§ **Data to process**:
** START **

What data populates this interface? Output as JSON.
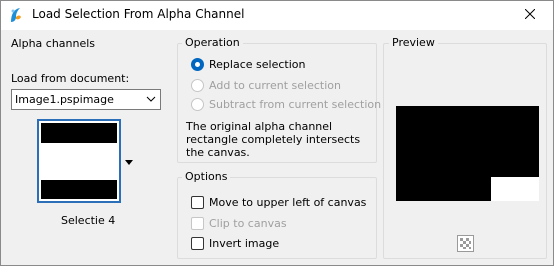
{
  "window": {
    "title": "Load Selection From Alpha Channel",
    "close_icon": "close-icon",
    "app_icon": "paintshop-pro-icon"
  },
  "alpha_channels": {
    "group_title": "Alpha channels",
    "load_from_label": "Load from document:",
    "document_value": "Image1.pspimage",
    "selection_name": "Selectie 4"
  },
  "operation": {
    "group_title": "Operation",
    "options": [
      {
        "label": "Replace selection",
        "checked": true,
        "enabled": true
      },
      {
        "label": "Add to current selection",
        "checked": false,
        "enabled": false
      },
      {
        "label": "Subtract from current selection",
        "checked": false,
        "enabled": false
      }
    ],
    "description": "The original alpha channel rectangle completely intersects the canvas."
  },
  "options": {
    "group_title": "Options",
    "checkboxes": [
      {
        "label": "Move to upper left of canvas",
        "checked": false,
        "enabled": true
      },
      {
        "label": "Clip to canvas",
        "checked": false,
        "enabled": false
      },
      {
        "label": "Invert image",
        "checked": false,
        "enabled": true
      }
    ]
  },
  "preview": {
    "group_title": "Preview",
    "transparency_icon": "checkerboard-icon"
  },
  "colors": {
    "accent": "#0067c0",
    "selection_border": "#2b6fb8"
  }
}
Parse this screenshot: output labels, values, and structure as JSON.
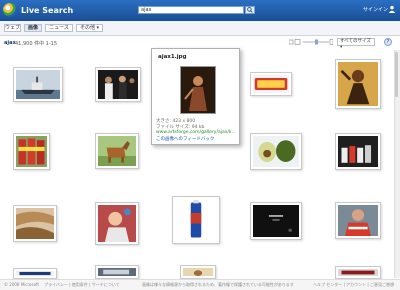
{
  "header": {
    "brand": "Live Search",
    "query": "ajax",
    "signin_label": "サインイン"
  },
  "tabs": [
    {
      "label": "ウェブ"
    },
    {
      "label": "画像"
    },
    {
      "label": "ニュース"
    },
    {
      "label": "その他 ▾"
    }
  ],
  "results": {
    "query": "ajax",
    "count": "41,900 件中 1-15",
    "size_filter": "すべてのサイズ ▾"
  },
  "popup": {
    "title": "ajax1.jpg",
    "dimensions": "大きさ: 423 x 800",
    "filesize": "ファイル サイズ: 94 kb",
    "url": "www.artsforge.com/gallery/ajax/k...",
    "feedback": "この画像へのフィードバック"
  },
  "footer": {
    "copyright": "© 2008 Microsoft",
    "links": "プライバシー | 使用条件 | サーチについて",
    "notice": "画像は様々な情報源から取得されるため、著作権で保護されている可能性があります",
    "right": "ヘルプ センター | アカウント | ご意見ご感想"
  }
}
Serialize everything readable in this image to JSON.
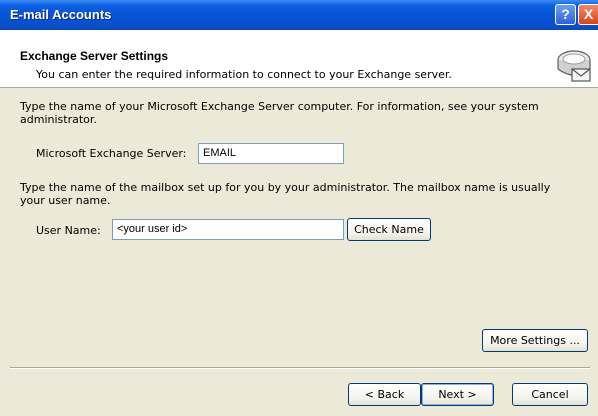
{
  "window": {
    "title": "E-mail Accounts",
    "help_glyph": "?",
    "close_glyph": "X"
  },
  "header": {
    "title": "Exchange Server Settings",
    "subtitle": "You can enter the required information to connect to your Exchange server."
  },
  "server_section": {
    "instruction_line1": "Type the name of your Microsoft Exchange Server computer. For information, see your system",
    "instruction_line2": "administrator.",
    "label": "Microsoft Exchange Server:",
    "value": "EMAIL"
  },
  "user_section": {
    "instruction_line1": "Type the name of the mailbox set up for you by your administrator. The mailbox name is usually",
    "instruction_line2": "your user name.",
    "label": "User Name:",
    "value": "<your user id>",
    "check_name_label": "Check Name"
  },
  "more_settings_label": "More Settings ...",
  "footer": {
    "back_label": "< Back",
    "next_label": "Next >",
    "cancel_label": "Cancel"
  },
  "icons": {
    "header_icon": "mail-server-icon"
  }
}
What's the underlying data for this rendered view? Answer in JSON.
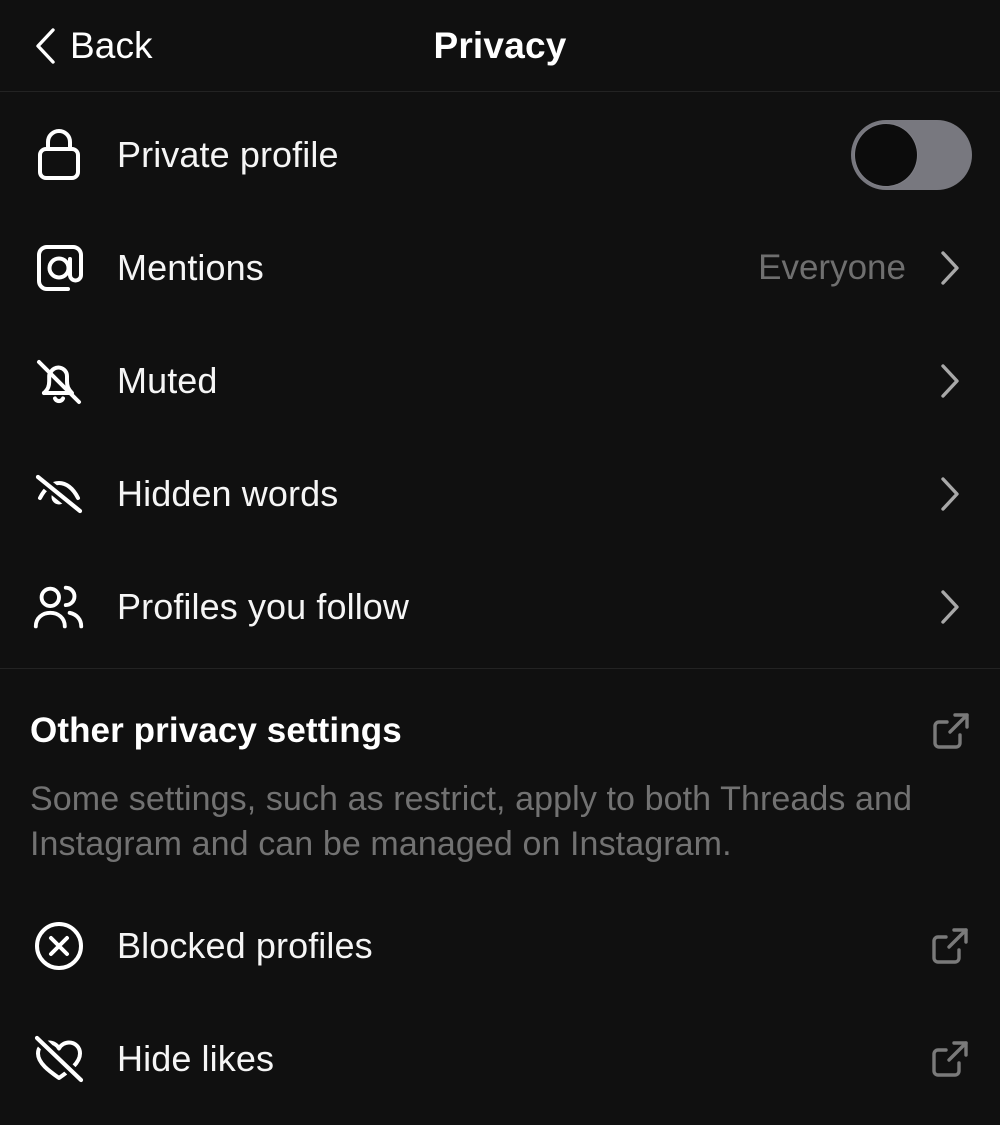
{
  "header": {
    "back_label": "Back",
    "back_icon": "chevron-left-icon",
    "title": "Privacy"
  },
  "privacy_settings": [
    {
      "label": "Private profile",
      "icon": "lock-icon",
      "accessory": "toggle",
      "toggle_on": false
    },
    {
      "label": "Mentions",
      "icon": "at-sign-icon",
      "accessory": "chevron",
      "value": "Everyone"
    },
    {
      "label": "Muted",
      "icon": "bell-slash-icon",
      "accessory": "chevron",
      "value": ""
    },
    {
      "label": "Hidden words",
      "icon": "eye-off-icon",
      "accessory": "chevron",
      "value": ""
    },
    {
      "label": "Profiles you follow",
      "icon": "people-icon",
      "accessory": "chevron",
      "value": ""
    }
  ],
  "other_section": {
    "title": "Other privacy settings",
    "title_icon": "external-link-icon",
    "description": "Some settings, such as restrict, apply to both Threads and Instagram and can be managed on Instagram.",
    "items": [
      {
        "label": "Blocked profiles",
        "icon": "circle-x-icon",
        "accessory": "external-link-icon"
      },
      {
        "label": "Hide likes",
        "icon": "heart-slash-icon",
        "accessory": "external-link-icon"
      }
    ]
  },
  "colors": {
    "background": "#101010",
    "divider": "#232323",
    "primary_text": "#f5f5f5",
    "secondary_text": "#727272",
    "toggle_off_track": "#78787f",
    "chevron": "#a0a0a0",
    "external_link": "#777777"
  }
}
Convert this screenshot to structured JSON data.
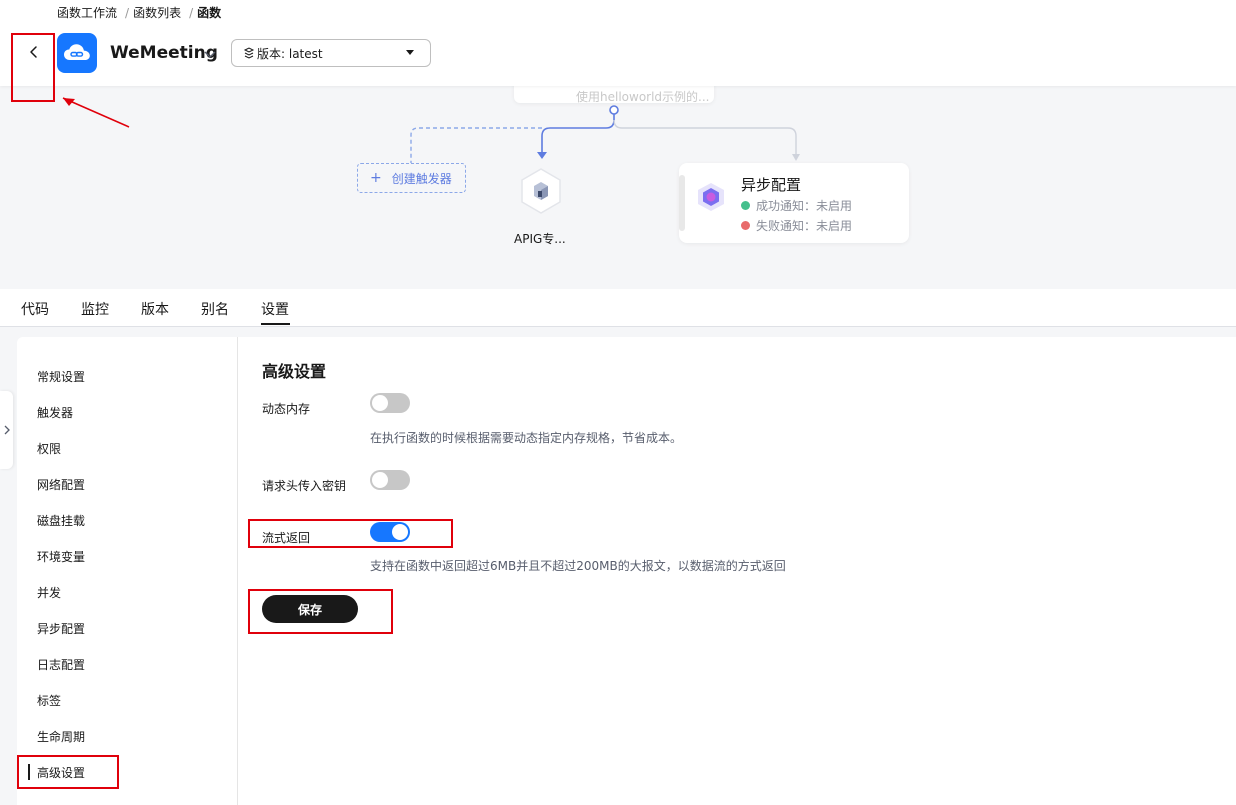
{
  "breadcrumb": {
    "items": [
      "函数工作流",
      "函数列表",
      "函数"
    ],
    "separator": "/"
  },
  "header": {
    "app_name": "WeMeeting",
    "version_label": "版本: latest"
  },
  "canvas": {
    "top_node_text": "使用helloworld示例的...",
    "add_trigger_label": "创建触发器",
    "apig_label": "APIG专...",
    "async": {
      "title": "异步配置",
      "success_label": "成功通知：未启用",
      "fail_label": "失败通知：未启用",
      "success_color": "#45c08d",
      "fail_color": "#e86b6b"
    }
  },
  "tabs": [
    "代码",
    "监控",
    "版本",
    "别名",
    "设置"
  ],
  "active_tab": "设置",
  "side_menu": {
    "items": [
      "常规设置",
      "触发器",
      "权限",
      "网络配置",
      "磁盘挂载",
      "环境变量",
      "并发",
      "异步配置",
      "日志配置",
      "标签",
      "生命周期",
      "高级设置"
    ],
    "active": "高级设置"
  },
  "panel": {
    "title": "高级设置",
    "fields": [
      {
        "label": "动态内存",
        "enabled": false,
        "hint": "在执行函数的时候根据需要动态指定内存规格，节省成本。"
      },
      {
        "label": "请求头传入密钥",
        "enabled": false,
        "hint": ""
      },
      {
        "label": "流式返回",
        "enabled": true,
        "hint": "支持在函数中返回超过6MB并且不超过200MB的大报文，以数据流的方式返回"
      }
    ],
    "save_label": "保存"
  },
  "colors": {
    "accent": "#1677ff",
    "annotation": "#e0000b",
    "flow_line": "#5e7ce0"
  }
}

** END **

§ **The exercise**: Copy each line above where the string "Exchange" occurs.

§ **Expected output**:
    "title": "Exchange Server Settings",
    "subtitle": "You can enter the required information to connect to your Exchange server."
    "instruction_line1": "Type the name of your Microsoft Exchange Server computer. For information, see your system",
    "label": "Microsoft Exchange Server:",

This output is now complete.